BEGIN Given data

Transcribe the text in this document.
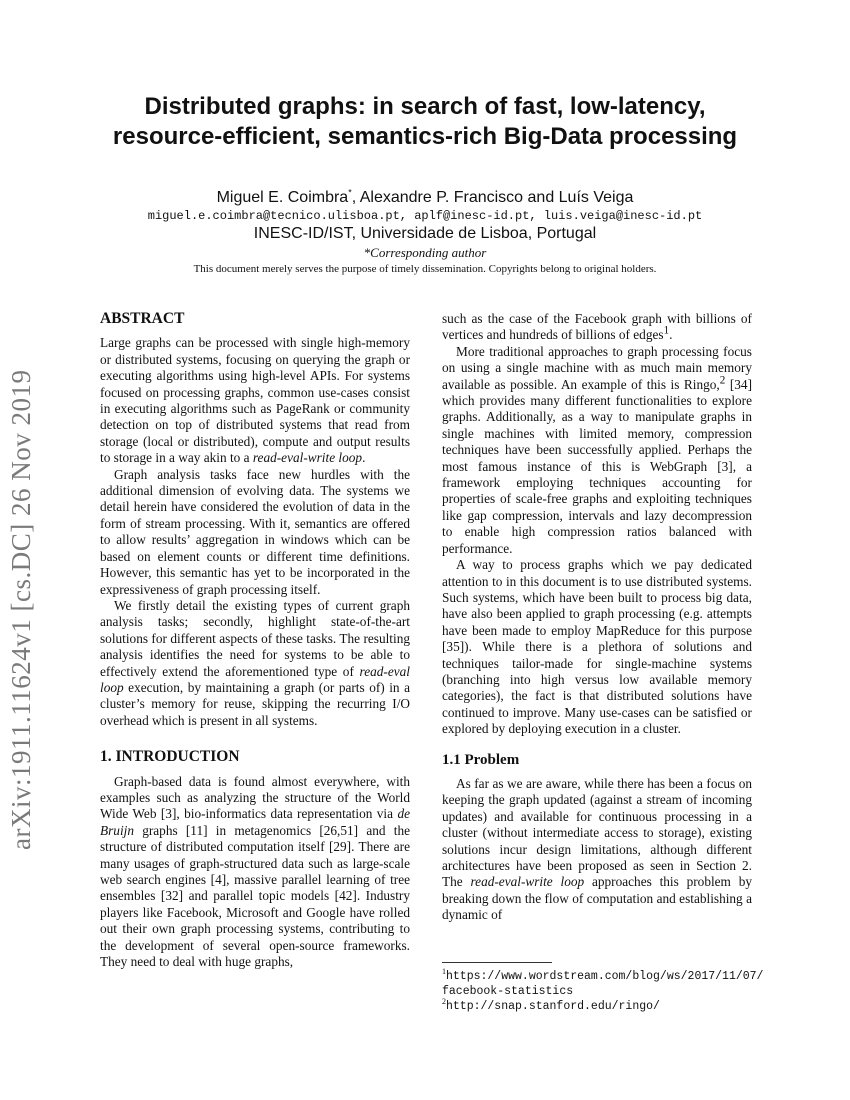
arXiv:1911.11624v1 [cs.DC] 26 Nov 2019
Distributed graphs: in search of fast, low-latency,
resource-efficient, semantics-rich Big-Data processing
Miguel E. Coimbra*, Alexandre P. Francisco and Luís Veiga
miguel.e.coimbra@tecnico.ulisboa.pt, aplf@inesc-id.pt, luis.veiga@inesc-id.pt
INESC-ID/IST, Universidade de Lisboa, Portugal
*Corresponding author
This document merely serves the purpose of timely dissemination. Copyrights belong to original holders.
ABSTRACT

Large graphs can be processed with single high-memory or distributed systems, focusing on querying the graph or executing algorithms using high-level APIs. For systems focused on processing graphs, common use-cases consist in executing algorithms such as PageRank or community detection on top of distributed systems that read from storage (local or distributed), compute and output results to storage in a way akin to a read-eval-write loop.

Graph analysis tasks face new hurdles with the additional dimension of evolving data. The systems we detail herein have considered the evolution of data in the form of stream processing. With it, semantics are offered to allow results’ aggregation in windows which can be based on element counts or different time definitions. However, this semantic has yet to be incorporated in the expressiveness of graph processing itself.

We firstly detail the existing types of current graph analysis tasks; secondly, highlight state-of-the-art solutions for different aspects of these tasks. The resulting analysis identifies the need for systems to be able to effectively extend the aforementioned type of read-eval loop execution, by maintaining a graph (or parts of) in a cluster’s memory for reuse, skipping the recurring I/O overhead which is present in all systems.

1. INTRODUCTION

Graph-based data is found almost everywhere, with examples such as analyzing the structure of the World Wide Web [3], bio-informatics data representation via de Bruijn graphs [11] in metagenomics [26,51] and the structure of distributed computation itself [29]. There are many usages of graph-structured data such as large-scale web search engines [4], massive parallel learning of tree ensembles [32] and parallel topic models [42]. Industry players like Facebook, Microsoft and Google have rolled out their own graph processing systems, contributing to the development of several open-source frameworks. They need to deal with huge graphs,

such as the case of the Facebook graph with billions of vertices and hundreds of billions of edges$^1$.

More traditional approaches to graph processing focus on using a single machine with as much main memory available as possible. An example of this is Ringo,$^2$ [34] which provides many different functionalities to explore graphs. Additionally, as a way to manipulate graphs in single machines with limited memory, compression techniques have been successfully applied. Perhaps the most famous instance of this is WebGraph [3], a framework employing techniques accounting for properties of scale-free graphs and exploiting techniques like gap compression, intervals and lazy decompression to enable high compression ratios balanced with performance.

A way to process graphs which we pay dedicated attention to in this document is to use distributed systems. Such systems, which have been built to process big data, have also been applied to graph processing (e.g. attempts have been made to employ MapReduce for this purpose [35]). While there is a plethora of solutions and techniques tailor-made for single-machine systems (branching into high versus low available memory categories), the fact is that distributed solutions have continued to improve. Many use-cases can be satisfied or explored by deploying execution in a cluster.

1.1 Problem

As far as we are aware, while there has been a focus on keeping the graph updated (against a stream of incoming updates) and available for continuous processing in a cluster (without intermediate access to storage), existing solutions incur design limitations, although different architectures have been proposed as seen in Section 2. The read-eval-write loop approaches this problem by breaking down the flow of computation and establishing a dynamic of

$^1$https://www.wordstream.com/blog/ws/2017/11/07/
facebook-statistics
$^2$http://snap.stanford.edu/ringo/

END Given data

Exercise details
Find all lines in the records that hold the word "semantics". Copy them.

Answer area
resource-efficient, semantics-rich Big-Data processing
Graph analysis tasks face new hurdles with the additional dimension of evolving data. The systems we detail herein have considered the evolution of data in the form of stream processing. With it, semantics are offered to allow results’ aggregation in windows which can be based on element counts or different time definitions. However, this semantic has yet to be incorporated in the expressiveness of graph processing itself.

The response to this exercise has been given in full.